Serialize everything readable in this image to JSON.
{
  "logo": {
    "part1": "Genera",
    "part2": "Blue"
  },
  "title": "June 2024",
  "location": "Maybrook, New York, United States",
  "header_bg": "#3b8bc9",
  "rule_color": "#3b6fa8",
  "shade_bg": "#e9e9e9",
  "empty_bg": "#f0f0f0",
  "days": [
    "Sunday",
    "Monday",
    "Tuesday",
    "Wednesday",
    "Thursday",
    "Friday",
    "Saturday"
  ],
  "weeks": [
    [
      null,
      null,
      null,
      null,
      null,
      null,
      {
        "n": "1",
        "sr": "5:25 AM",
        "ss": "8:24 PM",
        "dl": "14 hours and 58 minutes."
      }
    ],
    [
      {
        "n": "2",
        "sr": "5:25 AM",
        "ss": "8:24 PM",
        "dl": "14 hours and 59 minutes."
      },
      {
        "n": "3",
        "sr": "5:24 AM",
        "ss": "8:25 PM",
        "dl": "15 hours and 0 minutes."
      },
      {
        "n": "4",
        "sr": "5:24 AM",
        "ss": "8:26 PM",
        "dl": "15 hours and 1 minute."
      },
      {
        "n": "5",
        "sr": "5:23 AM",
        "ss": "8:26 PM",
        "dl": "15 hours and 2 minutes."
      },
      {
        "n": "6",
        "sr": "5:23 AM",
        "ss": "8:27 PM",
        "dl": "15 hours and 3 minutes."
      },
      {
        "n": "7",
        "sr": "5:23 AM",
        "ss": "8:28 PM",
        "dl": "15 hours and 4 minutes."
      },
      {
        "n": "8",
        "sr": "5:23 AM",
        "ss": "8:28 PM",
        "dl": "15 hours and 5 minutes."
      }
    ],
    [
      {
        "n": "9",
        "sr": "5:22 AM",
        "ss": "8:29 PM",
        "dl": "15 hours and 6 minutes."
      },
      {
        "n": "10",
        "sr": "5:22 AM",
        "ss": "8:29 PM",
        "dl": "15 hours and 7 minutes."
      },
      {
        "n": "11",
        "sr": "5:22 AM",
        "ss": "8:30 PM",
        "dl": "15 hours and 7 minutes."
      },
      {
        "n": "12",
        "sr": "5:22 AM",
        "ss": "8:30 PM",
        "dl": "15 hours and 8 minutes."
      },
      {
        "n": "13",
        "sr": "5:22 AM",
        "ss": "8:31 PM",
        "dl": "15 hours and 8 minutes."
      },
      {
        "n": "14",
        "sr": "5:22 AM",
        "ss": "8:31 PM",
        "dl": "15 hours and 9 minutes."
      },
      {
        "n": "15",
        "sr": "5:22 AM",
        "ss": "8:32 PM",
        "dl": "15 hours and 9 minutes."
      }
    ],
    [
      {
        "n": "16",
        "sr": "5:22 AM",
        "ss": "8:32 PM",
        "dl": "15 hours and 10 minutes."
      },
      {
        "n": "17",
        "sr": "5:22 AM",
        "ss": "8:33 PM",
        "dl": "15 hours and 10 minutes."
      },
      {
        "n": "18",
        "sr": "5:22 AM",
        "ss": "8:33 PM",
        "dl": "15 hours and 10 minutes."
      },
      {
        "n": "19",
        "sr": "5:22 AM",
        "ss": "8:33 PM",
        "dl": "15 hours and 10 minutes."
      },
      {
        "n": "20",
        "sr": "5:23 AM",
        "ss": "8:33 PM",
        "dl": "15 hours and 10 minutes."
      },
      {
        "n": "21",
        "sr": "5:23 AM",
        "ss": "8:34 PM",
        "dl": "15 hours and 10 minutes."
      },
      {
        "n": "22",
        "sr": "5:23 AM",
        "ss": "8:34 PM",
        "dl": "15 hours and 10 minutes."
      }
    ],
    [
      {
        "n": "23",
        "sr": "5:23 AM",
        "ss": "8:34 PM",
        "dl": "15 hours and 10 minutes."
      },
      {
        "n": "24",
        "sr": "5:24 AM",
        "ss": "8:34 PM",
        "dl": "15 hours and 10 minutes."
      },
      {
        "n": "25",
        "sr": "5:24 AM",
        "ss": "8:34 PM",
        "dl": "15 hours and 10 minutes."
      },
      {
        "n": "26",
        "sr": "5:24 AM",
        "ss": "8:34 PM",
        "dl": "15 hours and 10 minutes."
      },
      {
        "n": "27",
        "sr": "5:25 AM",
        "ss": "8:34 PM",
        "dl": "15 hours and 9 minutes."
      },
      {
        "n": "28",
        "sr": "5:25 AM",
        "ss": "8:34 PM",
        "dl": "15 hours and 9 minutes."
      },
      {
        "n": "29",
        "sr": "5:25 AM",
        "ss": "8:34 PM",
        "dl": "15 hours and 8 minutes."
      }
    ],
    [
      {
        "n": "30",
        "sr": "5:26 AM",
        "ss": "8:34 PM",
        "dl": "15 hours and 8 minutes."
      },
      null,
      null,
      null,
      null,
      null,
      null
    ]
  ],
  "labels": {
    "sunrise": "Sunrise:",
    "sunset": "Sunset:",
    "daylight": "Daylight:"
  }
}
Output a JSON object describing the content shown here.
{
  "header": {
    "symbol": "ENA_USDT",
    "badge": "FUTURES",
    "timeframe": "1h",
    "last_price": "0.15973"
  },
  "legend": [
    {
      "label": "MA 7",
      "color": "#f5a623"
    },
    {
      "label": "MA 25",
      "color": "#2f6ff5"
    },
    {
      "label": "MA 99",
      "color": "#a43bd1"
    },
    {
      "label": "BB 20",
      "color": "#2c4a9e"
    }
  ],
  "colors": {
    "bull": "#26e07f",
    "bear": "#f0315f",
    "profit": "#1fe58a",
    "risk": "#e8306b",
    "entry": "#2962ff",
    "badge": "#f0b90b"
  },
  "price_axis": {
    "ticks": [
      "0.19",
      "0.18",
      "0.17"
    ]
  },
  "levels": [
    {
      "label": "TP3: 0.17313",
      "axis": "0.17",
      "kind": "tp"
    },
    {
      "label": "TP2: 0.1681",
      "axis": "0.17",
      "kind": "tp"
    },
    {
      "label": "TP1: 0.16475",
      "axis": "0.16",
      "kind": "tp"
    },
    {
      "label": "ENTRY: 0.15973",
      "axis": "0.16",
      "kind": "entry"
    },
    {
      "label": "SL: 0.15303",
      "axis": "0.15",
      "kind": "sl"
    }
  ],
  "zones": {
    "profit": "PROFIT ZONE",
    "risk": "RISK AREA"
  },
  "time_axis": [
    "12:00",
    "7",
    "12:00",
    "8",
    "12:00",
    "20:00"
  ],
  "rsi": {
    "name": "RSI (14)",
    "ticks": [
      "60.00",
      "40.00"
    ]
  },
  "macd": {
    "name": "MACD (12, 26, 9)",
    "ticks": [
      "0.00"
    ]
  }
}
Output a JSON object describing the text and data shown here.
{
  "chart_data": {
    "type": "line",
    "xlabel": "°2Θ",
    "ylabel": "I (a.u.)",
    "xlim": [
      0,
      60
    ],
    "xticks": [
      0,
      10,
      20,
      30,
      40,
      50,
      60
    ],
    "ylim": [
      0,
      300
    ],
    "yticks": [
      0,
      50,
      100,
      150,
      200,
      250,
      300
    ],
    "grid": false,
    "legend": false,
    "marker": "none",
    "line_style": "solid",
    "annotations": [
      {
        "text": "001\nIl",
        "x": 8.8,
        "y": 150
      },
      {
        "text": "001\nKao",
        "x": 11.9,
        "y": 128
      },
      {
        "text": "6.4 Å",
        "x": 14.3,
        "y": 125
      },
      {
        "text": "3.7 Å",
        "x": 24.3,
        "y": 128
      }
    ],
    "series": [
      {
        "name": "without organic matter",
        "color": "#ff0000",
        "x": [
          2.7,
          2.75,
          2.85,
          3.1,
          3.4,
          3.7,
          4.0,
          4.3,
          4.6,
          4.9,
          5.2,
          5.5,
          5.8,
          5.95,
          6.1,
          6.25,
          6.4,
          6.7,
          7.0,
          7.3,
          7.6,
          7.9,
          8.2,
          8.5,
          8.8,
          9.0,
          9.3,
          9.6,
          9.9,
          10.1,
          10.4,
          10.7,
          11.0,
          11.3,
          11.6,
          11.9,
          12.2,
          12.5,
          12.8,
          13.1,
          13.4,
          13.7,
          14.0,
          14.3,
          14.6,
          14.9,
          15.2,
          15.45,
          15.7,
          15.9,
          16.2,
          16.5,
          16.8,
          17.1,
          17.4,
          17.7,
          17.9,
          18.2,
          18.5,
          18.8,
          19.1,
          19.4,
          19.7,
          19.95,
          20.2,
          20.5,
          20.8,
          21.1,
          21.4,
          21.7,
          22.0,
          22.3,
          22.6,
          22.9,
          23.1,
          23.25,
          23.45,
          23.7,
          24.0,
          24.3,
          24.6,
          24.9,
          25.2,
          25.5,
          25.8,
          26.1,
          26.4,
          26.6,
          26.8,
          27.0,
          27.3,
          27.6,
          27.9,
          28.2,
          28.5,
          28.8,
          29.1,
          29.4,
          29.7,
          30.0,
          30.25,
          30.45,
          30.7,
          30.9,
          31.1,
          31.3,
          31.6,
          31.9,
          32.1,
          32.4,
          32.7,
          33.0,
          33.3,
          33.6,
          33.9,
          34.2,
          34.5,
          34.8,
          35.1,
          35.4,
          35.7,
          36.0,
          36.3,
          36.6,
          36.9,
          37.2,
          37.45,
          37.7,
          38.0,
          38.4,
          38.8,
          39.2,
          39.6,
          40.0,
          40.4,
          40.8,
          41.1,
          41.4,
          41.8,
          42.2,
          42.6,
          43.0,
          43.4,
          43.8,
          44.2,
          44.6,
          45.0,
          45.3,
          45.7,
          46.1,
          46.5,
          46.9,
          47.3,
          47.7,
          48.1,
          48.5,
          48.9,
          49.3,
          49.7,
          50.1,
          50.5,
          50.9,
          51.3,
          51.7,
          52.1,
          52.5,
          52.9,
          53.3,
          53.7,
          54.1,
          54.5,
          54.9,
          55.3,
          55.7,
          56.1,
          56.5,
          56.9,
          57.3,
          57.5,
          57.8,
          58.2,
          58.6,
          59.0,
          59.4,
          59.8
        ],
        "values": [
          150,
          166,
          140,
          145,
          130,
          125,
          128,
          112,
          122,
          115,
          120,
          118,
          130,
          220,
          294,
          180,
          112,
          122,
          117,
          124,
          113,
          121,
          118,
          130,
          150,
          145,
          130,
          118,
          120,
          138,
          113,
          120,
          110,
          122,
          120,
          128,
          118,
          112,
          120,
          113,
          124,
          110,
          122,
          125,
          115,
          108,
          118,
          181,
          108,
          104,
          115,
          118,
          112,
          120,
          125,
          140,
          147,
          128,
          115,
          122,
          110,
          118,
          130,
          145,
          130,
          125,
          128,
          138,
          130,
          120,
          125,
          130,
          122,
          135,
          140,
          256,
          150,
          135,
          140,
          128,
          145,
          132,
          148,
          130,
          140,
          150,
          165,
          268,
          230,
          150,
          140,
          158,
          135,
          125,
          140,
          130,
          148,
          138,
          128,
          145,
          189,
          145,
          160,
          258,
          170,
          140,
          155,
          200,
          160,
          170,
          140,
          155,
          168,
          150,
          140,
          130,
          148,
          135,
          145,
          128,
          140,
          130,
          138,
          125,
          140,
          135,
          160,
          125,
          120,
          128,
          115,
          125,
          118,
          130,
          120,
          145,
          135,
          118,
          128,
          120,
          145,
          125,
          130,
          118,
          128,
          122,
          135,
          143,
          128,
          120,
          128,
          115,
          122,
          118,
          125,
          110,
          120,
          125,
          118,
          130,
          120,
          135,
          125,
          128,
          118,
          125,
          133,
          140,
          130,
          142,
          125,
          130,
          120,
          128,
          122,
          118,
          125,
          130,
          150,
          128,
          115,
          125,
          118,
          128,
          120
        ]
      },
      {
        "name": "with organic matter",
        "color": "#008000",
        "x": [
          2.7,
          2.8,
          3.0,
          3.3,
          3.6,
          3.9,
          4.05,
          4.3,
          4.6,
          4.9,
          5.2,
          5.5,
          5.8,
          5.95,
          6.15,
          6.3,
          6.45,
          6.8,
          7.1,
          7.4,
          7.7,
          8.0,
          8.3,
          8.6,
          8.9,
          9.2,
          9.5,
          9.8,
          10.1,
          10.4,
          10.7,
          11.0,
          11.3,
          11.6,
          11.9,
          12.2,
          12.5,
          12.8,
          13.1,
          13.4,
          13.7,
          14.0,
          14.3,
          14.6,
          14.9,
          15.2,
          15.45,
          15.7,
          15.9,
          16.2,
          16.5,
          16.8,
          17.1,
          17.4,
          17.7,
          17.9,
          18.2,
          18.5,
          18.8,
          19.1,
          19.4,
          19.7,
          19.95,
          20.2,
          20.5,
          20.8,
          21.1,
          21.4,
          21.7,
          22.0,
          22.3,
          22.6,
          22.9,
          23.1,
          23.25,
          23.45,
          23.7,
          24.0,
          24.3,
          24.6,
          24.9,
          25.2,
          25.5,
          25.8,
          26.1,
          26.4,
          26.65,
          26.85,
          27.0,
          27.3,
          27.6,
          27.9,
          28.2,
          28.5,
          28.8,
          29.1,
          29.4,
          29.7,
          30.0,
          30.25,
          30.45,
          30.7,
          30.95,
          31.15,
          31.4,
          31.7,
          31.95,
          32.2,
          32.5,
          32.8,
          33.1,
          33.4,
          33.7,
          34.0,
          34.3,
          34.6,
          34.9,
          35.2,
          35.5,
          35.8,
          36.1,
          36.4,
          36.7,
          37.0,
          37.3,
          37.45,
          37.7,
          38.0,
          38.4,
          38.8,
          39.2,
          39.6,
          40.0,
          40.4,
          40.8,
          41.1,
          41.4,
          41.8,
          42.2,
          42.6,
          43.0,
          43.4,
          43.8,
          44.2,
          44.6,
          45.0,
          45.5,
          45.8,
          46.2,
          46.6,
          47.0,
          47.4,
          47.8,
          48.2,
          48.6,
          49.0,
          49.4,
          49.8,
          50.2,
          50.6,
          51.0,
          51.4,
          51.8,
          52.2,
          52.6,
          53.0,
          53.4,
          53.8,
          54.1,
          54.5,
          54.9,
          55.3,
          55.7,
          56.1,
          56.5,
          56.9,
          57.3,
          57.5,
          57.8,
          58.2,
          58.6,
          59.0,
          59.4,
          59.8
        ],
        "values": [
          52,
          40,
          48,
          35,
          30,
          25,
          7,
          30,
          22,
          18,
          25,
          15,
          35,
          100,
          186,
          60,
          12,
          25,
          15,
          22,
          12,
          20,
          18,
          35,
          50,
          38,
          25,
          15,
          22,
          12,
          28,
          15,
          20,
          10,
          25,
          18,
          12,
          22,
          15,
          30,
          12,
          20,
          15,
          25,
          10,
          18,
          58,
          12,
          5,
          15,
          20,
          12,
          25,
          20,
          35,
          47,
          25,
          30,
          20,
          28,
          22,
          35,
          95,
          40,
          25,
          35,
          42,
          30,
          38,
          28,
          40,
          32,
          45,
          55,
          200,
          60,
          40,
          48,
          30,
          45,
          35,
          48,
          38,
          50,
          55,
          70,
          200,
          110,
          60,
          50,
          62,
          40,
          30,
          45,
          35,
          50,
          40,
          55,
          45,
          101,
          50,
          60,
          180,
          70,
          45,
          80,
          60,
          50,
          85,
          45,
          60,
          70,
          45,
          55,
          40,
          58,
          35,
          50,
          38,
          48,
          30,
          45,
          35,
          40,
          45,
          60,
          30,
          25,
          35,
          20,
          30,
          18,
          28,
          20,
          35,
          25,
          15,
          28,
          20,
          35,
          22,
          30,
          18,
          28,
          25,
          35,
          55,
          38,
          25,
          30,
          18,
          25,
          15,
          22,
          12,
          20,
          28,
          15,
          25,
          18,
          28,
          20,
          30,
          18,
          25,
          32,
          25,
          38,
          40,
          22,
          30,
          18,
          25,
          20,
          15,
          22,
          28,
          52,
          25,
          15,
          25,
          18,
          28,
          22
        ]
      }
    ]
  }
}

**What is required:** List all lines in the material containing the string "shown".

**The answer:**
Output a JSON object describing the content shown here.
Output a JSON object describing the text and data shown here.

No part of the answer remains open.